■ Stated problem ■
Reproduce, word for word, every line starting at the line that contains "What text is on this page?" and ending with the final line of the entries.

■ Records supplied ■
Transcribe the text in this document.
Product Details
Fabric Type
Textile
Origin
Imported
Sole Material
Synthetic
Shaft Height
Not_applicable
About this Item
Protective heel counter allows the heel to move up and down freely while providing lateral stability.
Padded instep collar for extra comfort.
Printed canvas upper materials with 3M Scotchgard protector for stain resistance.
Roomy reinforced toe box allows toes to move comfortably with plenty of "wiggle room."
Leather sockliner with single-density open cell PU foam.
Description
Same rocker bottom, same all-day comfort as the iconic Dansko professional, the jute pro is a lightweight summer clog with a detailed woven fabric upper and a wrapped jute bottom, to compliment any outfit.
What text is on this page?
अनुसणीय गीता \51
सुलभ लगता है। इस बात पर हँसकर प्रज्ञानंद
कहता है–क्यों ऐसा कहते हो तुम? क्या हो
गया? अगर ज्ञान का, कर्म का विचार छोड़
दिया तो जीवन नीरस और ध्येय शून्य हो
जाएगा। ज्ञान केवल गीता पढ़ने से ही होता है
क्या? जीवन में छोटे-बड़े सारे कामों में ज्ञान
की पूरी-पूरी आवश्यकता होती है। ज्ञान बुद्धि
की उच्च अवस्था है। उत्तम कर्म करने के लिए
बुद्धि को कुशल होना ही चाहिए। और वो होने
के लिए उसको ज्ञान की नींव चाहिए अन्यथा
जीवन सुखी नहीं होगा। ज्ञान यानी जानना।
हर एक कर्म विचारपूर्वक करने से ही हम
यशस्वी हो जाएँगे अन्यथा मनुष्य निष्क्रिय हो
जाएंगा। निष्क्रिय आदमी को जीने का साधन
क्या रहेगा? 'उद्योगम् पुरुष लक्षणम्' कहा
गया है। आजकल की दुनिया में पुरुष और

■ Task result ■
What text is on this page?
अनुसणीय गीता \51
सुलभ लगता है। इस बात पर हँसकर प्रज्ञानंद
कहता है–क्यों ऐसा कहते हो तुम? क्या हो
गया? अगर ज्ञान का, कर्म का विचार छोड़
दिया तो जीवन नीरस और ध्येय शून्य हो
जाएगा। ज्ञान केवल गीता पढ़ने से ही होता है
क्या? जीवन में छोटे-बड़े सारे कामों में ज्ञान
की पूरी-पूरी आवश्यकता होती है। ज्ञान बुद्धि
की उच्च अवस्था है। उत्तम कर्म करने के लिए
बुद्धि को कुशल होना ही चाहिए। और वो होने
के लिए उसको ज्ञान की नींव चाहिए अन्यथा
जीवन सुखी नहीं होगा। ज्ञान यानी जानना।
हर एक कर्म विचारपूर्वक करने से ही हम
यशस्वी हो जाएँगे अन्यथा मनुष्य निष्क्रिय हो
जाएंगा। निष्क्रिय आदमी को जीने का साधन
क्या रहेगा? 'उद्योगम् पुरुष लक्षणम्' कहा
गया है। आजकल की दुनिया में पुरुष और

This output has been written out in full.